▸ **YOUR GOAL**
Write out each record below exactly as it appears, with no pictures.

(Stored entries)

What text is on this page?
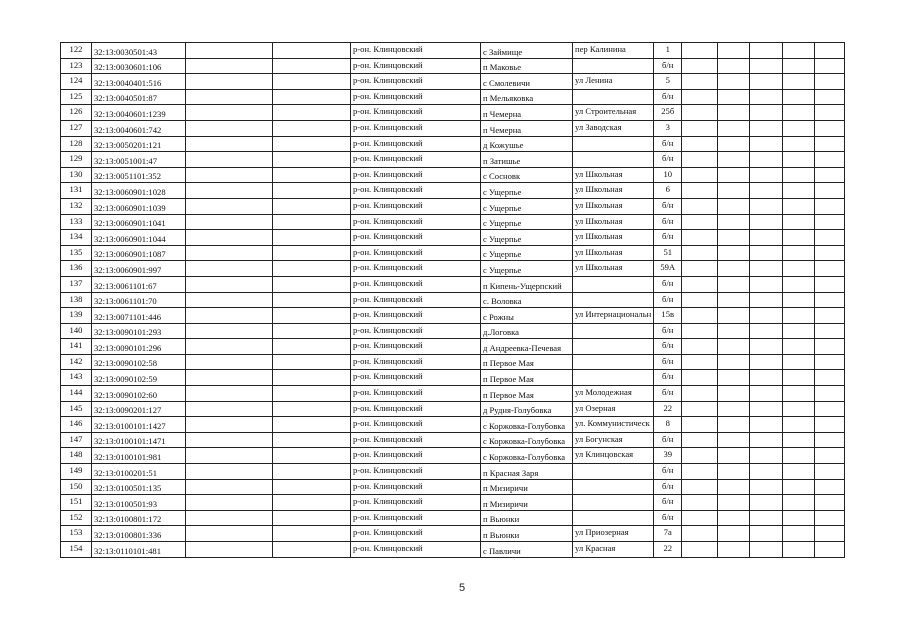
122	32:13:0030501:43			р-он. Клинцовский	с Займище	пер Калинина	1					
123	32:13:0030601:106			р-он. Клинцовский	п Маковье		б/н					
124	32:13:0040401:516			р-он. Клинцовский	с Смолевичи	ул Ленина	5					
125	32:13:0040501:87			р-он. Клинцовский	п Мельяковка		б/н					
126	32:13:0040601:1239			р-он. Клинцовский	п Чемерна	ул Строительная	25б					
127	32:13:0040601:742			р-он. Клинцовский	п Чемерна	ул Заводская	3					
128	32:13:0050201:121			р-он. Клинцовский	д Кожушье		б/н					
129	32:13:0051001:47			р-он. Клинцовский	п Затишье		б/н					
130	32:13:0051101:352			р-он. Клинцовский	с Сосновк	ул Школьная	10					
131	32:13:0060901:1028			р-он. Клинцовский	с Ущерпье	ул Школьная	6					
132	32:13:0060901:1039			р-он. Клинцовский	с Ущерпье	ул Школьная	б/н					
133	32:13:0060901:1041			р-он. Клинцовский	с Ущерпье	ул Школьная	б/н					
134	32:13:0060901:1044			р-он. Клинцовский	с Ущерпье	ул Школьная	б/н					
135	32:13:0060901:1087			р-он. Клинцовский	с Ущерпье	ул Школьная	51					
136	32:13:0060901:997			р-он. Клинцовский	с Ущерпье	ул Школьная	59А					
137	32:13:0061101:67			р-он. Клинцовский	п Кипень-Ущерпский		б/н					
138	32:13:0061101:70			р-он. Клинцовский	с. Воловка		б/н					
139	32:13:0071101:446			р-он. Клинцовский	с Рожны	ул Интернациональн	15в					
140	32:13:0090101:293			р-он. Клинцовский	д.Логовка		б/н					
141	32:13:0090101:296			р-он. Клинцовский	д Андреевка-Печевая		б/н					
142	32:13:0090102:58			р-он. Клинцовский	п Первое Мая		б/н					
143	32:13:0090102:59			р-он. Клинцовский	п Первое Мая		б/н					
144	32:13:0090102:60			р-он. Клинцовский	п Первое Мая	ул Молодежная	б/н					
145	32:13:0090201:127			р-он. Клинцовский	д Рудня-Голубовка	ул Озерная	22					
146	32:13:0100101:1427			р-он. Клинцовский	с Коржовка-Голубовка	ул. Коммунистическ	8					
147	32:13:0100101:1471			р-он. Клинцовский	с Коржовка-Голубовка	ул Богунская	б/н					
148	32:13:0100101:981			р-он. Клинцовский	с Коржовка-Голубовка	ул Клинцовская	39					
149	32:13:0100201:51			р-он. Клинцовский	п Красная Заря		б/н					
150	32:13:0100501:135			р-он. Клинцовский	п Мизиричи		б/н					
151	32:13:0100501:93			р-он. Клинцовский	п Мизиричи		б/н					
152	32:13:0100801:172			р-он. Клинцовский	п Вьюнки		б/н					
153	32:13:0100801:336			р-он. Клинцовский	п Вьюнки	ул Приозерная	7а					
154	32:13:0110101:481			р-он. Клинцовский	с Павличи	ул Красная	22					
5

▸ **COMPLETED TASK**
What text is on this page?
122	32:13:0030501:43			р-он. Клинцовский	с Займище	пер Калинина	1					
123	32:13:0030601:106			р-он. Клинцовский	п Маковье		б/н					
124	32:13:0040401:516			р-он. Клинцовский	с Смолевичи	ул Ленина	5					
125	32:13:0040501:87			р-он. Клинцовский	п Мельяковка		б/н					
126	32:13:0040601:1239			р-он. Клинцовский	п Чемерна	ул Строительная	25б					
127	32:13:0040601:742			р-он. Клинцовский	п Чемерна	ул Заводская	3					
128	32:13:0050201:121			р-он. Клинцовский	д Кожушье		б/н					
129	32:13:0051001:47			р-он. Клинцовский	п Затишье		б/н					
130	32:13:0051101:352			р-он. Клинцовский	с Сосновк	ул Школьная	10					
131	32:13:0060901:1028			р-он. Клинцовский	с Ущерпье	ул Школьная	6					
132	32:13:0060901:1039			р-он. Клинцовский	с Ущерпье	ул Школьная	б/н					
133	32:13:0060901:1041			р-он. Клинцовский	с Ущерпье	ул Школьная	б/н					
134	32:13:0060901:1044			р-он. Клинцовский	с Ущерпье	ул Школьная	б/н					
135	32:13:0060901:1087			р-он. Клинцовский	с Ущерпье	ул Школьная	51					
136	32:13:0060901:997			р-он. Клинцовский	с Ущерпье	ул Школьная	59А					
137	32:13:0061101:67			р-он. Клинцовский	п Кипень-Ущерпский		б/н					
138	32:13:0061101:70			р-он. Клинцовский	с. Воловка		б/н					
139	32:13:0071101:446			р-он. Клинцовский	с Рожны	ул Интернациональн	15в					
140	32:13:0090101:293			р-он. Клинцовский	д.Логовка		б/н					
141	32:13:0090101:296			р-он. Клинцовский	д Андреевка-Печевая		б/н					
142	32:13:0090102:58			р-он. Клинцовский	п Первое Мая		б/н					
143	32:13:0090102:59			р-он. Клинцовский	п Первое Мая		б/н					
144	32:13:0090102:60			р-он. Клинцовский	п Первое Мая	ул Молодежная	б/н					
145	32:13:0090201:127			р-он. Клинцовский	д Рудня-Голубовка	ул Озерная	22					
146	32:13:0100101:1427			р-он. Клинцовский	с Коржовка-Голубовка	ул. Коммунистическ	8					
147	32:13:0100101:1471			р-он. Клинцовский	с Коржовка-Голубовка	ул Богунская	б/н					
148	32:13:0100101:981			р-он. Клинцовский	с Коржовка-Голубовка	ул Клинцовская	39					
149	32:13:0100201:51			р-он. Клинцовский	п Красная Заря		б/н					
150	32:13:0100501:135			р-он. Клинцовский	п Мизиричи		б/н					
151	32:13:0100501:93			р-он. Клинцовский	п Мизиричи		б/н					
152	32:13:0100801:172			р-он. Клинцовский	п Вьюнки		б/н					
153	32:13:0100801:336			р-он. Клинцовский	п Вьюнки	ул Приозерная	7а					
154	32:13:0110101:481			р-он. Клинцовский	с Павличи	ул Красная	22					
5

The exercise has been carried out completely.